• [PASSAGE GIVEN]
— Start —
David Elder dances through the raindrops while performing the showstopping title tune in "Singin' in the Rain." (Photo by Mark Maack/Squid Ink Creative)

David Elder dances through the raindrops while performing the showstopping title tune in “Singin’ in the Rain.”

For those familiar with the show, it’s takes place when silent films were becoming a thing of the past with the introduction of “talkies.” The two stars of the silent era are Don Lockwood and ditsy partner Lina Lamont. Kathy Snelden enters the scene as a young studio singer who captures Lockwood’s heart — much to the dismay of Lamont. Audiences are not very receptive to Lamont’s shrill voice so Snelden becomes her voice and saves the day.

Living up to the expectations of such a well-known show can be a challenge. CLO executive producer Van Kaplan and director/choreographer Linda Goodrich were up to that challenge and met or exceeded what theater-goers were expecting — a show filled with top-notch singing, dancing and acting.

Reprising the iconic roles are David Elder as Don Lockwood, Cary Tedder as Cosmo Brown, Ashley Spencer as Lina Lamont and Mary Michael Patterson as Kathy Selden.

Elder is suburb as Lockwood. He effortlessly sings and dances his way through the show — and his acting is not too shabby, either. He does a stellar job on the show’s namesake dance number, “Singin’ in the Rain” — where the stage is drenched from the rain and Elder, soaking wet, dances and splashes his way through one of the most famous bits of choreography in musical theater history. There’s so much water that even the orchestra opens umbrellas to stay dry.

Last seen in CLO’s 2010 production of “Curtains,” Elder’s crooner-like voice is showcased on solo tunes like “You Stepped Out of A Dream” and is equally strong when teamed with Patterson and Tedder on the fun “Good Mornin’.” And yes, the threesome does tip the couch during the dance.
— End —
Rows from a layout dataset:
— Start —
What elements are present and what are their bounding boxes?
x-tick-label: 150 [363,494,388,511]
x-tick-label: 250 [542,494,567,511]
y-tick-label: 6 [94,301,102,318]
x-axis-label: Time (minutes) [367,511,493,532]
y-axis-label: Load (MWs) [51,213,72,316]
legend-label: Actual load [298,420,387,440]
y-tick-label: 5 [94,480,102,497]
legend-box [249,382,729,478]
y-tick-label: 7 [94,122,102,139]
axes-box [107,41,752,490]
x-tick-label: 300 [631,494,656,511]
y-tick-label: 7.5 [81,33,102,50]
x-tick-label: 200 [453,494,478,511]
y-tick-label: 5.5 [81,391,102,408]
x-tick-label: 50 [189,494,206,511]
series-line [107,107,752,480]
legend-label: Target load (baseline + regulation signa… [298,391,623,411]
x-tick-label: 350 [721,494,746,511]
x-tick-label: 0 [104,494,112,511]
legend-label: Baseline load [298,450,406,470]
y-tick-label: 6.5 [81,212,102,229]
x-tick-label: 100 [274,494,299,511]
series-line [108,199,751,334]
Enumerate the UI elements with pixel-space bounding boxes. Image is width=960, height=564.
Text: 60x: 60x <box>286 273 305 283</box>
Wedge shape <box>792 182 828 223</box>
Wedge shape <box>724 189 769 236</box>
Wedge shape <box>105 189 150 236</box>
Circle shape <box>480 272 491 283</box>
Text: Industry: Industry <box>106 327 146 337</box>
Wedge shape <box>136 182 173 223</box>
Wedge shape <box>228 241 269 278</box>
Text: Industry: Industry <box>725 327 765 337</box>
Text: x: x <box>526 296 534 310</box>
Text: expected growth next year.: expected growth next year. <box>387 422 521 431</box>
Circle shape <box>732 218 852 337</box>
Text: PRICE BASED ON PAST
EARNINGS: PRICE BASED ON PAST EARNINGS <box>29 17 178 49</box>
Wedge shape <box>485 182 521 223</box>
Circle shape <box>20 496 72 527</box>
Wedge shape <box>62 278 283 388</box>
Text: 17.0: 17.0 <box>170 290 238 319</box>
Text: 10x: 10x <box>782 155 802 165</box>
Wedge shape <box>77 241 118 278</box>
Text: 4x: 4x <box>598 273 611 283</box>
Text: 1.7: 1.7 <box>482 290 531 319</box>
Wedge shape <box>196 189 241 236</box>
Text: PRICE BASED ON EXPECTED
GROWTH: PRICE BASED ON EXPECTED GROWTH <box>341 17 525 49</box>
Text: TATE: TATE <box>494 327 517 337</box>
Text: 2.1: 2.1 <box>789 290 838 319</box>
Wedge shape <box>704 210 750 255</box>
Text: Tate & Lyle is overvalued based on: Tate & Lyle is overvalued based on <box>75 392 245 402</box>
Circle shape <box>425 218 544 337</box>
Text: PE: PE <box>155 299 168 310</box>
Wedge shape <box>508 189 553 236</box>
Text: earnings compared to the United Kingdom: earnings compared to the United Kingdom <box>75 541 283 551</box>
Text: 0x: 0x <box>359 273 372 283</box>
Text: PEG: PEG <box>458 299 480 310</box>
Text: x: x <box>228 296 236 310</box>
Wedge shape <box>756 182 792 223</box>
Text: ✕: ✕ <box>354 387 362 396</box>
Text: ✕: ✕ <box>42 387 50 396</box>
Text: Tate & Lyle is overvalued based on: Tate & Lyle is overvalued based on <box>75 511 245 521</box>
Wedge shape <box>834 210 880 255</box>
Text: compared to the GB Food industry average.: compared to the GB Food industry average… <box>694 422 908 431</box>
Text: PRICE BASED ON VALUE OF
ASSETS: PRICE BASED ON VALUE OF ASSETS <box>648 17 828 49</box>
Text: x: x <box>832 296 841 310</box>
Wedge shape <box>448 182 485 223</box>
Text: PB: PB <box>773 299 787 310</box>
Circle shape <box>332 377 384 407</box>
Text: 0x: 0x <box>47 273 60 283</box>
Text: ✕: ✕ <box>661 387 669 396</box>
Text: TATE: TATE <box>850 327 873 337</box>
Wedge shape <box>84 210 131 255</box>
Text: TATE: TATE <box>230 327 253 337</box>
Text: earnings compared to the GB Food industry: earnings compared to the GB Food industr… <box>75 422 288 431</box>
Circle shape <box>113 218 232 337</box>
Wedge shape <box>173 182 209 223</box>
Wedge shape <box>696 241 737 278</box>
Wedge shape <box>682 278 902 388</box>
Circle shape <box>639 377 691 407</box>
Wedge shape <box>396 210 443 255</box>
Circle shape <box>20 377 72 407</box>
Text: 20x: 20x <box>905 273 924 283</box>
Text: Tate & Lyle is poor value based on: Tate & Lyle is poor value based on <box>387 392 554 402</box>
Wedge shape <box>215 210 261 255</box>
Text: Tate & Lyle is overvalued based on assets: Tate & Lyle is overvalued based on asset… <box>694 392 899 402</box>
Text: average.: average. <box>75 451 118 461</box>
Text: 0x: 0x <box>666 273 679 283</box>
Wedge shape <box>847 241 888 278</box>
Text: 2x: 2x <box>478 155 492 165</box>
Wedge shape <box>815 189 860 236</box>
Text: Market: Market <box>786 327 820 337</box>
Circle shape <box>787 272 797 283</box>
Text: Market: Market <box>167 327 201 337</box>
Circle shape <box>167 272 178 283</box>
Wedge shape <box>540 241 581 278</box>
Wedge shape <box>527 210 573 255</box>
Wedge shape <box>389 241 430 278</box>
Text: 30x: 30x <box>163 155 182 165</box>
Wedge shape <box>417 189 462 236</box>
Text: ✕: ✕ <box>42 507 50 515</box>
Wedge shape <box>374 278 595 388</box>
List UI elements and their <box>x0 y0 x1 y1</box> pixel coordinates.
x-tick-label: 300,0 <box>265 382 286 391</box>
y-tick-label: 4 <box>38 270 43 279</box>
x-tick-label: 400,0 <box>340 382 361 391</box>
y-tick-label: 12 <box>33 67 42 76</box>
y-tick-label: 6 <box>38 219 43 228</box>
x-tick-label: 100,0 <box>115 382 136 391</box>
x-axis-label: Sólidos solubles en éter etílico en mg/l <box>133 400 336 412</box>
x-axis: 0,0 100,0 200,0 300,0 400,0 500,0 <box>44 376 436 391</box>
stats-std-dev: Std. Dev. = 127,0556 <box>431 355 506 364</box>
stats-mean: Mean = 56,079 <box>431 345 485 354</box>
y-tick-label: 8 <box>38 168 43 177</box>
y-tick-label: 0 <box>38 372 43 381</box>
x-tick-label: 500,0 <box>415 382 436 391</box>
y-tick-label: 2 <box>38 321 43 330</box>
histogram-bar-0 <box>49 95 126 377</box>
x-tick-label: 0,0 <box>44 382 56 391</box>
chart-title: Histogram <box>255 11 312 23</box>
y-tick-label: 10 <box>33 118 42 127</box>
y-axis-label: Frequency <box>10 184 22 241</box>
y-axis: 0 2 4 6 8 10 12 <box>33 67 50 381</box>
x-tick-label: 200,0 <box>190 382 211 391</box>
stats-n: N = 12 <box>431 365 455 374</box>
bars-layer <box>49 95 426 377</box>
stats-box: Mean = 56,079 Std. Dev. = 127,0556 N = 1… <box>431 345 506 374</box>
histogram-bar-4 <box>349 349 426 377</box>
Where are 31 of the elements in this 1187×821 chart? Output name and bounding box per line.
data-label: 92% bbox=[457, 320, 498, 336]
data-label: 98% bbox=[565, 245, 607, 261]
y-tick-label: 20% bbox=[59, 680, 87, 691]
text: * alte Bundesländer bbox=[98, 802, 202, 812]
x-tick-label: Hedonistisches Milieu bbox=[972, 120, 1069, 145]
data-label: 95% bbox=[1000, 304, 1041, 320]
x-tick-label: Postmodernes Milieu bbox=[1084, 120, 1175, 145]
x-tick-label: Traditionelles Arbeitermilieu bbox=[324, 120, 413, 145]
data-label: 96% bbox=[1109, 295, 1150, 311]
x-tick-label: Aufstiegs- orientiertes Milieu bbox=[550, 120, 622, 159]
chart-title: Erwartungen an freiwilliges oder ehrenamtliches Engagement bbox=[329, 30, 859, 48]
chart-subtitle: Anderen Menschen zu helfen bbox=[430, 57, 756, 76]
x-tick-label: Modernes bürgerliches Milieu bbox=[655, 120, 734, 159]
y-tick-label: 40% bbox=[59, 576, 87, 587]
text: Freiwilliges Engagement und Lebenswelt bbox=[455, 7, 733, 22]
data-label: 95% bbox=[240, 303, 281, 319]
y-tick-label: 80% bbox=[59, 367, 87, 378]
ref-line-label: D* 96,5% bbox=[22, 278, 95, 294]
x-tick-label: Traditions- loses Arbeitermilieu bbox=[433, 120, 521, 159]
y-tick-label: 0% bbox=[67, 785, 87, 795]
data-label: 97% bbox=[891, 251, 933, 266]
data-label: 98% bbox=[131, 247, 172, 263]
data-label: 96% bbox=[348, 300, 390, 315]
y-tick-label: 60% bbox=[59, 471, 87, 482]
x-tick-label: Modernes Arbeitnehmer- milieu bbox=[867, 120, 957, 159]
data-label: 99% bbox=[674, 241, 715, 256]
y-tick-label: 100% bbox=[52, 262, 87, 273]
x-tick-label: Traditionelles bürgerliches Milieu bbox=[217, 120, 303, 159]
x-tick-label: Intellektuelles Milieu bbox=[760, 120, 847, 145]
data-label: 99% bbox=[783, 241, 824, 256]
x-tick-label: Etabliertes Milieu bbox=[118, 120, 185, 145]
— End —
Please answer these questions about the "Singin' in the Rain" review above, one per line:
1. Who served as CLO executive producer and who served as director/choreographer?
2. What does the orchestra do during the title number?
3. In which CLO production, and in what year, was David Elder last seen?

• [TASK OUTPUT]
1. Van Kaplan was executive producer, and Linda Goodrich was director/choreographer.
2. The orchestra opens umbrellas to stay dry.
3. He was last seen in the 2010 production of "Curtains."